> **SHORT PROBLEM**
Each entry below must be repeated exactly, with pictures left out.

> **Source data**
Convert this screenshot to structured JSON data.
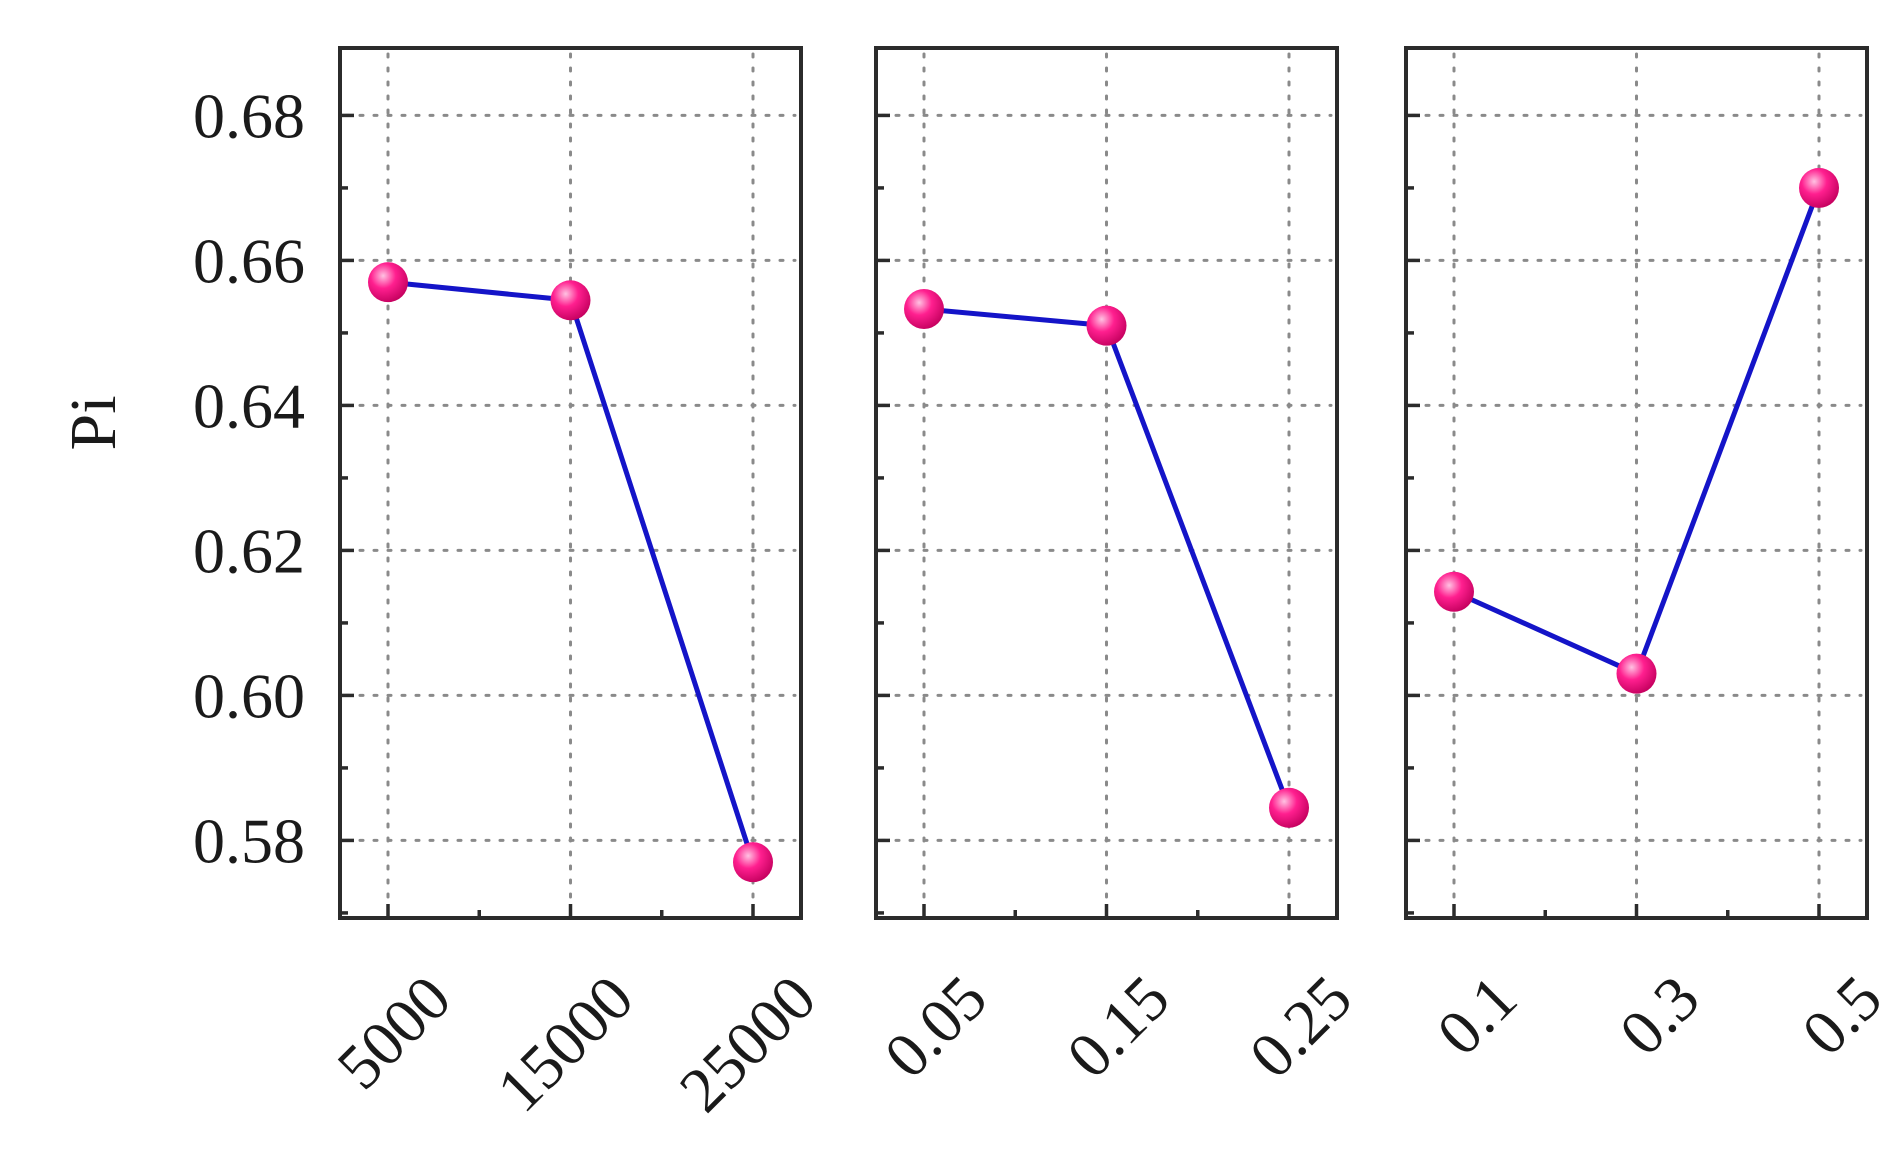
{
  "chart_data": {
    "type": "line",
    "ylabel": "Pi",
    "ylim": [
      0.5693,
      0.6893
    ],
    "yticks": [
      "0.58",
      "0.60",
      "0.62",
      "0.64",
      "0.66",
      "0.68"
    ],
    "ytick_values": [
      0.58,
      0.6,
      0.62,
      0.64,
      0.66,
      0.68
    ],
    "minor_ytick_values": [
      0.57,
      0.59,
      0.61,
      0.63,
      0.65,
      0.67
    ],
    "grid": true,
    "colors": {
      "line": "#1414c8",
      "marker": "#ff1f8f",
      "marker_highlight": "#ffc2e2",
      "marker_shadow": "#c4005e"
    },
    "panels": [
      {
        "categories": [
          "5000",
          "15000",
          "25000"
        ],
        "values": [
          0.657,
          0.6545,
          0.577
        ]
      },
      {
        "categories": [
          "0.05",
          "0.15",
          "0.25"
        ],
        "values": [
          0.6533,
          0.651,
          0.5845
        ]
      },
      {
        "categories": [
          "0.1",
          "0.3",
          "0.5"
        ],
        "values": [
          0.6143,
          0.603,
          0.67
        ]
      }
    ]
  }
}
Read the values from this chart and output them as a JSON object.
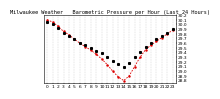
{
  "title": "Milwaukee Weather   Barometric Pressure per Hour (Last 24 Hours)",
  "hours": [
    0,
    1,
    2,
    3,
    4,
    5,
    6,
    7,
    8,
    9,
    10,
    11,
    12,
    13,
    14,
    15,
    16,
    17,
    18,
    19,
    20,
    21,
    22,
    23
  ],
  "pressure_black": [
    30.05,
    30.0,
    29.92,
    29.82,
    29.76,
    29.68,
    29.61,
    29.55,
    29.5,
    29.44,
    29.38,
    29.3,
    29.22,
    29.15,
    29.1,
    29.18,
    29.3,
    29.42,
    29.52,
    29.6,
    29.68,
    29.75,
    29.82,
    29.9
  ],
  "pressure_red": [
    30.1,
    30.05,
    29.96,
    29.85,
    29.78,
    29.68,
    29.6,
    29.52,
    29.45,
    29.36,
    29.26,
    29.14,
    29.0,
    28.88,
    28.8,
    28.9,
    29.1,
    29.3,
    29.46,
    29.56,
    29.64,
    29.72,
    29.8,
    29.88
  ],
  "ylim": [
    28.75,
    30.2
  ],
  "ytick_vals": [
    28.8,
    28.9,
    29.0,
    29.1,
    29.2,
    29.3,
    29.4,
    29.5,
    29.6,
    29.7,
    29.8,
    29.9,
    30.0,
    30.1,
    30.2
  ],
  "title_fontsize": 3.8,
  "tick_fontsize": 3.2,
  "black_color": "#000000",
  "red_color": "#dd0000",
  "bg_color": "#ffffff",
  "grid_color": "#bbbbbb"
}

> **OUTPUT**
Convert this screenshot to structured JSON data.
{
  "chart_data": {
    "type": "line",
    "ylabel": "Pi",
    "ylim": [
      0.5693,
      0.6893
    ],
    "yticks": [
      "0.58",
      "0.60",
      "0.62",
      "0.64",
      "0.66",
      "0.68"
    ],
    "ytick_values": [
      0.58,
      0.6,
      0.62,
      0.64,
      0.66,
      0.68
    ],
    "minor_ytick_values": [
      0.57,
      0.59,
      0.61,
      0.63,
      0.65,
      0.67
    ],
    "grid": true,
    "colors": {
      "line": "#1414c8",
      "marker": "#ff1f8f",
      "marker_highlight": "#ffc2e2",
      "marker_shadow": "#c4005e"
    },
    "panels": [
      {
        "categories": [
          "5000",
          "15000",
          "25000"
        ],
        "values": [
          0.657,
          0.6545,
          0.577
        ]
      },
      {
        "categories": [
          "0.05",
          "0.15",
          "0.25"
        ],
        "values": [
          0.6533,
          0.651,
          0.5845
        ]
      },
      {
        "categories": [
          "0.1",
          "0.3",
          "0.5"
        ],
        "values": [
          0.6143,
          0.603,
          0.67
        ]
      }
    ]
  }
}
Read the values from this chart and output them as a JSON object.
{
  "title": "Milwaukee Weather   Barometric Pressure per Hour (Last 24 Hours)",
  "hours": [
    0,
    1,
    2,
    3,
    4,
    5,
    6,
    7,
    8,
    9,
    10,
    11,
    12,
    13,
    14,
    15,
    16,
    17,
    18,
    19,
    20,
    21,
    22,
    23
  ],
  "pressure_black": [
    30.05,
    30.0,
    29.92,
    29.82,
    29.76,
    29.68,
    29.61,
    29.55,
    29.5,
    29.44,
    29.38,
    29.3,
    29.22,
    29.15,
    29.1,
    29.18,
    29.3,
    29.42,
    29.52,
    29.6,
    29.68,
    29.75,
    29.82,
    29.9
  ],
  "pressure_red": [
    30.1,
    30.05,
    29.96,
    29.85,
    29.78,
    29.68,
    29.6,
    29.52,
    29.45,
    29.36,
    29.26,
    29.14,
    29.0,
    28.88,
    28.8,
    28.9,
    29.1,
    29.3,
    29.46,
    29.56,
    29.64,
    29.72,
    29.8,
    29.88
  ],
  "ylim": [
    28.75,
    30.2
  ],
  "ytick_vals": [
    28.8,
    28.9,
    29.0,
    29.1,
    29.2,
    29.3,
    29.4,
    29.5,
    29.6,
    29.7,
    29.8,
    29.9,
    30.0,
    30.1,
    30.2
  ],
  "title_fontsize": 3.8,
  "tick_fontsize": 3.2,
  "black_color": "#000000",
  "red_color": "#dd0000",
  "bg_color": "#ffffff",
  "grid_color": "#bbbbbb"
}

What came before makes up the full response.